## start

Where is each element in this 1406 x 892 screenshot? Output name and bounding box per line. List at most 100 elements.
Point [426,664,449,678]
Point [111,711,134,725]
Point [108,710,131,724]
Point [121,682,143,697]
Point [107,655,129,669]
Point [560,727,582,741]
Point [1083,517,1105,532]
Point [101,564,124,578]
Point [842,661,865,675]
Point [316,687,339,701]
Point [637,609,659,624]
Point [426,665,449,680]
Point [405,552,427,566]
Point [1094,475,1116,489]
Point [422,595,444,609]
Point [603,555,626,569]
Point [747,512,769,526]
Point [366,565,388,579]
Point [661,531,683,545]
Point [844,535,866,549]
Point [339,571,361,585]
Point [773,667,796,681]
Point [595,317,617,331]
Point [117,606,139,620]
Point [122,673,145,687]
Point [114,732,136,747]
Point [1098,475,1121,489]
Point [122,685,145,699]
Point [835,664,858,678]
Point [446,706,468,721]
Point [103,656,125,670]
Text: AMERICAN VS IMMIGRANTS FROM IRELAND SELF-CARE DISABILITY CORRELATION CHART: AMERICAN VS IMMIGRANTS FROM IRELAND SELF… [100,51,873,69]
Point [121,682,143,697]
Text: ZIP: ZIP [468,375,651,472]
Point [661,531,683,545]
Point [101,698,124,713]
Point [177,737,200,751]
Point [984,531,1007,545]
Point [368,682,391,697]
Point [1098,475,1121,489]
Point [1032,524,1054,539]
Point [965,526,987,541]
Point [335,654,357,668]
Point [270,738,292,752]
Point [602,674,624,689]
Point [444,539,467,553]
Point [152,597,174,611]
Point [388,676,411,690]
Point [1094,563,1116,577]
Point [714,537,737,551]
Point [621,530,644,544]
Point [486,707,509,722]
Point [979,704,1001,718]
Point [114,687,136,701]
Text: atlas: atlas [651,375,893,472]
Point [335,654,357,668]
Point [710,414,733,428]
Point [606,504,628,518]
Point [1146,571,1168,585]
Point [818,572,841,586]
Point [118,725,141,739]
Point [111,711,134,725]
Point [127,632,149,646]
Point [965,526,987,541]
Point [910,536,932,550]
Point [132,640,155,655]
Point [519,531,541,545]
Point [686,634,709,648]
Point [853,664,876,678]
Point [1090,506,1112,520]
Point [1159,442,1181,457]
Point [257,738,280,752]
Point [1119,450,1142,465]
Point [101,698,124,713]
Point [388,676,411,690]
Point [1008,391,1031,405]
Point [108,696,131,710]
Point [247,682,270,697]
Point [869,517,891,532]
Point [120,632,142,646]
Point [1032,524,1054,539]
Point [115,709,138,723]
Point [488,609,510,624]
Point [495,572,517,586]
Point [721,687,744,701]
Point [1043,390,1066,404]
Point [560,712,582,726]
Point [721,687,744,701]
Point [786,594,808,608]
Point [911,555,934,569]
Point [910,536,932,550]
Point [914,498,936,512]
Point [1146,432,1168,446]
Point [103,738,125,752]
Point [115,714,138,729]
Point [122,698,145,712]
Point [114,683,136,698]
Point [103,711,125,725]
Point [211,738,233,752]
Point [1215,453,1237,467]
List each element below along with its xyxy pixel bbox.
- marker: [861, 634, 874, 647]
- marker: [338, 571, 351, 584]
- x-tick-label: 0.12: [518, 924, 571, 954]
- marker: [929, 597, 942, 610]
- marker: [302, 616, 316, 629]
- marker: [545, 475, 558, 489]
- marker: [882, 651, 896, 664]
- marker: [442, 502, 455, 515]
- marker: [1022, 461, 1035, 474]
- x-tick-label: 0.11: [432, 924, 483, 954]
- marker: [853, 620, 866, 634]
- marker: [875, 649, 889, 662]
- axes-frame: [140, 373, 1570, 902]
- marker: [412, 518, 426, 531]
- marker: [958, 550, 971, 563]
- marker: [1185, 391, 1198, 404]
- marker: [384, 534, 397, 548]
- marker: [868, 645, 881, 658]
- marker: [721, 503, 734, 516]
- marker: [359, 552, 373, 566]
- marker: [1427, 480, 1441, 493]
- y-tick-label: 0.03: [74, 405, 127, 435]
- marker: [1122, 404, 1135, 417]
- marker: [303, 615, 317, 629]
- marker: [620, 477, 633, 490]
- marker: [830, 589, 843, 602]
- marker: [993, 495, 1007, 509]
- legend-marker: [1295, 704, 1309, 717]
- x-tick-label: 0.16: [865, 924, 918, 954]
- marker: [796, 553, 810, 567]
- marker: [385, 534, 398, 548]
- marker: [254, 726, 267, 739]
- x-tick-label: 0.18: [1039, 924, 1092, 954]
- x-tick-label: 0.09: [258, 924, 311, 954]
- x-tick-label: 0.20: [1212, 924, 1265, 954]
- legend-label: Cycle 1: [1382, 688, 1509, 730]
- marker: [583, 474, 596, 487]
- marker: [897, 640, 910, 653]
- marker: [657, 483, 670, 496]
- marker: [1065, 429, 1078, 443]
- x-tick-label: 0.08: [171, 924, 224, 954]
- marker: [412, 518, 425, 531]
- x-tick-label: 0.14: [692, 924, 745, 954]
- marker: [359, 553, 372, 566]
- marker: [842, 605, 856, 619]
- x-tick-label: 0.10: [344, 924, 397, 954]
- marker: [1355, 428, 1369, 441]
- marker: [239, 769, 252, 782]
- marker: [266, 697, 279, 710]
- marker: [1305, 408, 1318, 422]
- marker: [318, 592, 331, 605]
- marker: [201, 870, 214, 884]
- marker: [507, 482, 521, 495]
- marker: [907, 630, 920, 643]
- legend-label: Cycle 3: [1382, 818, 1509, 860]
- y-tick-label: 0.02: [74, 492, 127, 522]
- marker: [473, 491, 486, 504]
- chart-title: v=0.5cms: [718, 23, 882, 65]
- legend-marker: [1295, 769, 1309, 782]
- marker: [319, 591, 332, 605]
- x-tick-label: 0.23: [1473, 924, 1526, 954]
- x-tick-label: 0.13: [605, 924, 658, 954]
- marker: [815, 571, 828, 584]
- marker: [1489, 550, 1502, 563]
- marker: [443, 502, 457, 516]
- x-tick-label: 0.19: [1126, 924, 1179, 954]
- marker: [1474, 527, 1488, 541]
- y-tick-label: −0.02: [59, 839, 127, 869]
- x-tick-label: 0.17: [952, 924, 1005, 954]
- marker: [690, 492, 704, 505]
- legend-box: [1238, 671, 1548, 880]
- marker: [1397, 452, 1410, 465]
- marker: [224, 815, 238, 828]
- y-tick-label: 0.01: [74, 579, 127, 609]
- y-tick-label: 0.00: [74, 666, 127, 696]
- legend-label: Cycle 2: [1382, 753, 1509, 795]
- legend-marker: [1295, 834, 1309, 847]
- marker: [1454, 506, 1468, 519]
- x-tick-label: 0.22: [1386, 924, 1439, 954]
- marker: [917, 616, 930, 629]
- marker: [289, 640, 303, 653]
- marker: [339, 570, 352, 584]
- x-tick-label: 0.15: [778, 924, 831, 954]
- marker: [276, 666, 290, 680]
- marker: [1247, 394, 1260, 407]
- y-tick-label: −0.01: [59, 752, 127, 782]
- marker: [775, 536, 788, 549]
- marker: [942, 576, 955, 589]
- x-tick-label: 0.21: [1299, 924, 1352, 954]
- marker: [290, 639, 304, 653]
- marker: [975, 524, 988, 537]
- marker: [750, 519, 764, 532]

## end
## start

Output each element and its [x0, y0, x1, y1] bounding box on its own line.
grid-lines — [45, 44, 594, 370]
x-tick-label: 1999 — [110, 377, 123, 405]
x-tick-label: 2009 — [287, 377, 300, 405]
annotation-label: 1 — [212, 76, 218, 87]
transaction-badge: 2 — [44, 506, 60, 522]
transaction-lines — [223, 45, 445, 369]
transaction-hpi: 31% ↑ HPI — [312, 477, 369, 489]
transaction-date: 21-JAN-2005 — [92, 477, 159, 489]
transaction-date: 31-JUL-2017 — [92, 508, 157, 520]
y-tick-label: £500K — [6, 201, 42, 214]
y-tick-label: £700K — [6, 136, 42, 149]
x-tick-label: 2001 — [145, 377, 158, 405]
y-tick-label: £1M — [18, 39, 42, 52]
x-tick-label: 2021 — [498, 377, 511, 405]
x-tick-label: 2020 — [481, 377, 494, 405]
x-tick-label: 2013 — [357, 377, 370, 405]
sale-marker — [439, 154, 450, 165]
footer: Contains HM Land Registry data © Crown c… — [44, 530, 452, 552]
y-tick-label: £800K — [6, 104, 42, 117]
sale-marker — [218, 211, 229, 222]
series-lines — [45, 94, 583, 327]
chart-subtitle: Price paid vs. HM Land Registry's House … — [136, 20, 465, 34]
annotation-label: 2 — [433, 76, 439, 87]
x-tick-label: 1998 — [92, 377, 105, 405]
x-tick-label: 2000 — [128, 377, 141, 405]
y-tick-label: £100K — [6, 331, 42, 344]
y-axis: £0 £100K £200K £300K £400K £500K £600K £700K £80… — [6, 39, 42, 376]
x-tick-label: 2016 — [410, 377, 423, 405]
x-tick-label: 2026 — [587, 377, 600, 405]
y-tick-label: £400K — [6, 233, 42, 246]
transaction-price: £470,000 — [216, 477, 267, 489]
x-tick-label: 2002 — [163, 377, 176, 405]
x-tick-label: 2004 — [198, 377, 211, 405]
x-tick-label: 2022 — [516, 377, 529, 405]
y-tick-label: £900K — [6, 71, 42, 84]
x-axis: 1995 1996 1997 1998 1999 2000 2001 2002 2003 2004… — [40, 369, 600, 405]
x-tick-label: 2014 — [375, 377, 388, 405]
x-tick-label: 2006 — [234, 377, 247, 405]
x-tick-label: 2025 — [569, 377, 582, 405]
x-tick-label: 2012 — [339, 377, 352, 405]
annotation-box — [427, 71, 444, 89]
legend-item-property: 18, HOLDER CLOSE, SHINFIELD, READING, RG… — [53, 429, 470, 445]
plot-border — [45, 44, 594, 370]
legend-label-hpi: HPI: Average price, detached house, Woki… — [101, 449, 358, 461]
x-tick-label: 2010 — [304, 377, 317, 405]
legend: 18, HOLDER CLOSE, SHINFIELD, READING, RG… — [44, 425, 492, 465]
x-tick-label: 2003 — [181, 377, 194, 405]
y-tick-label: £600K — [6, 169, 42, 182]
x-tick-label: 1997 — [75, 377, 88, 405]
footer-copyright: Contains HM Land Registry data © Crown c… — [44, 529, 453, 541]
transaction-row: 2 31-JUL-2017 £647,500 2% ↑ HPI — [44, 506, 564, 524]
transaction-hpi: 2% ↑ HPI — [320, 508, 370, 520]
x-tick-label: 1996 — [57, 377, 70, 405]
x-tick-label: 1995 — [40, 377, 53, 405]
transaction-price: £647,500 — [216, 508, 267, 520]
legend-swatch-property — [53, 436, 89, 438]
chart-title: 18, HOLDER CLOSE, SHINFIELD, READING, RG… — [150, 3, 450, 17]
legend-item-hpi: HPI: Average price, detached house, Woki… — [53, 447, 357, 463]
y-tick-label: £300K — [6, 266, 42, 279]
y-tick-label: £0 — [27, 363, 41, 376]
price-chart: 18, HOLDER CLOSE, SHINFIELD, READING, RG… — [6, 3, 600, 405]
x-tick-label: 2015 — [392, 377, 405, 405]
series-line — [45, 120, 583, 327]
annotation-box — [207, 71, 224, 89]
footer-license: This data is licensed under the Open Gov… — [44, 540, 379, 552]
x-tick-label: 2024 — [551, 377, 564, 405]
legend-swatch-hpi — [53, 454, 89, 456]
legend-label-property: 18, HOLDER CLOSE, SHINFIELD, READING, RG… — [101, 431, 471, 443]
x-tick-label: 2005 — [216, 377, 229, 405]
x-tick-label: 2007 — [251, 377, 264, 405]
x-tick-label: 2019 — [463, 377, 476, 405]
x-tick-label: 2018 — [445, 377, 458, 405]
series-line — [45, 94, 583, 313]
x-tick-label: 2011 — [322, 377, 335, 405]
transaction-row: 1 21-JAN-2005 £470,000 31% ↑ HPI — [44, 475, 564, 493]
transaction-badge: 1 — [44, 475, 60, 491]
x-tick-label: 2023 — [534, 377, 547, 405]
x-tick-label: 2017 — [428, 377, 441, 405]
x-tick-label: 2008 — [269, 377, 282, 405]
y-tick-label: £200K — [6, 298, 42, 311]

## end
## start

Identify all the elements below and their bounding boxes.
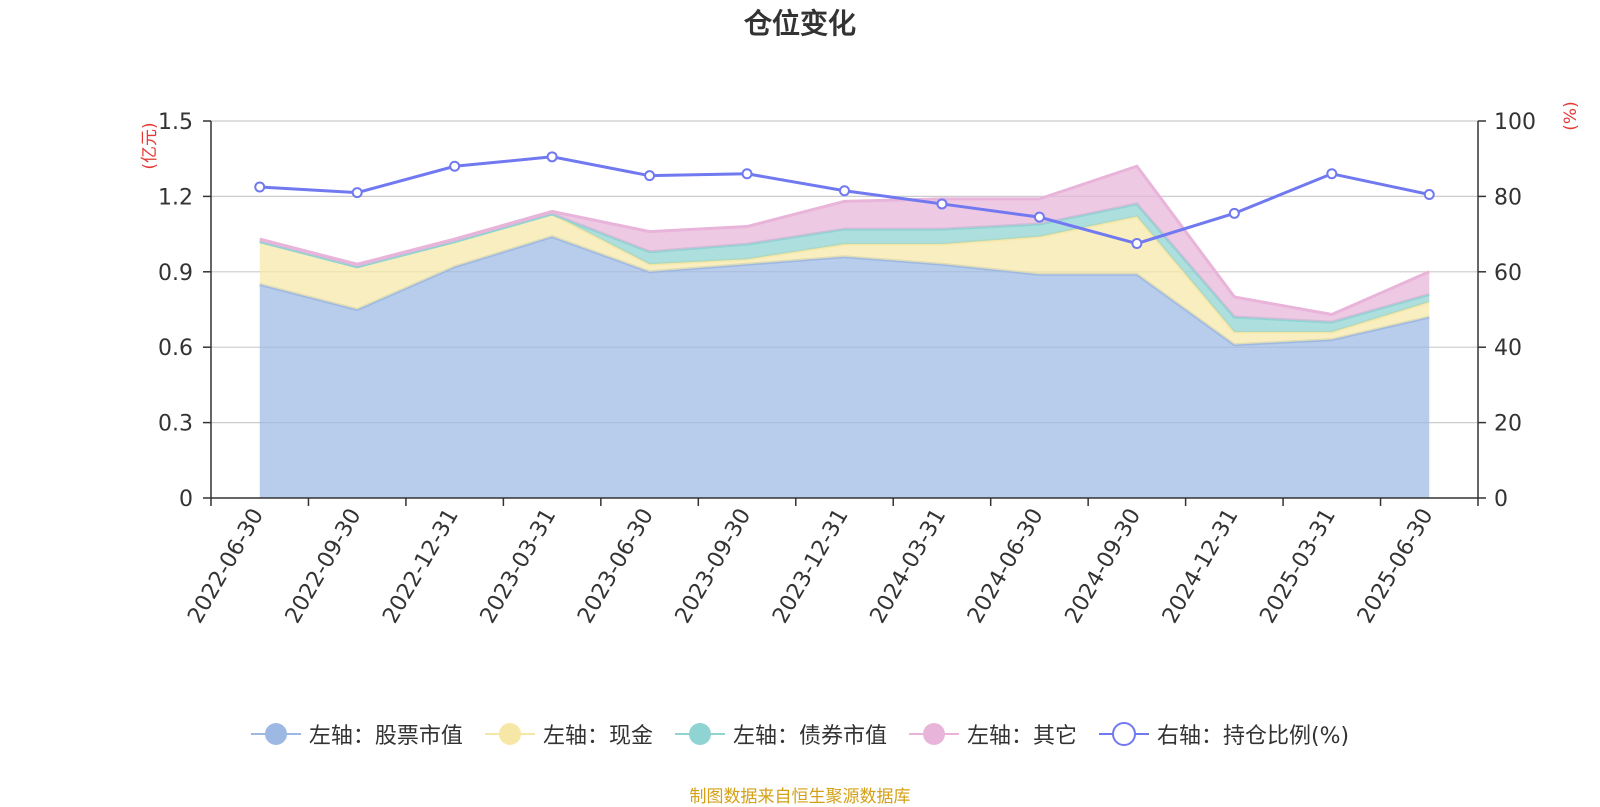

## end

SET PROBLEM ->
Write everything from the line containing "Where is each" down to the line containing "Text: atlas: atlas [651,375,893,472]" as a two-column CSV with the headers instruction and output. Give one row for each instruction and its answer, with each in a single quoted field and line breaks replaced by spaces.

THE RESULT ->
instruction,output
"Where is each element in this 1406 x 892 screenshot? Output name and bounding box per line. List at most 100 elements.","Point [426,664,449,678] Point [111,711,134,725] Point [108,710,131,724] Point [121,682,143,697] Point [107,655,129,669] Point [560,727,582,741] Point [1083,517,1105,532] Point [101,564,124,578] Point [842,661,865,675] Point [316,687,339,701] Point [637,609,659,624] Point [426,665,449,680] Point [405,552,427,566] Point [1094,475,1116,489] Point [422,595,444,609] Point [603,555,626,569] Point [747,512,769,526] Point [366,565,388,579] Point [661,531,683,545] Point [844,535,866,549] Point [339,571,361,585] Point [773,667,796,681] Point [595,317,617,331] Point [117,606,139,620] Point [122,673,145,687] Point [114,732,136,747] Point [1098,475,1121,489] Point [122,685,145,699] Point [835,664,858,678] Point [446,706,468,721] Point [103,656,125,670] Text: AMERICAN VS IMMIGRANTS FROM IRELAND SELF-CARE DISABILITY CORRELATION CHART: AMERICAN VS IMMIGRANTS FROM IRELAND SELF… [100,51,873,69] Point [121,682,143,697] Text: ZIP: ZIP [468,375,651,472] Point [661,531,683,545] Point [101,698,124,713] Point [177,737,200,751] Point [984,531,1007,545] Point [368,682,391,697] Point [1098,475,1121,489] Point [1032,524,1054,539] Point [965,526,987,541] Point [335,654,357,668] Point [270,738,292,752] Point [602,674,624,689] Point [444,539,467,553] Point [152,597,174,611] Point [388,676,411,690] Point [1094,563,1116,577] Point [714,537,737,551] Point [621,530,644,544] Point [486,707,509,722] Point [979,704,1001,718] Point [114,687,136,701] Text: atlas: atlas [651,375,893,472]"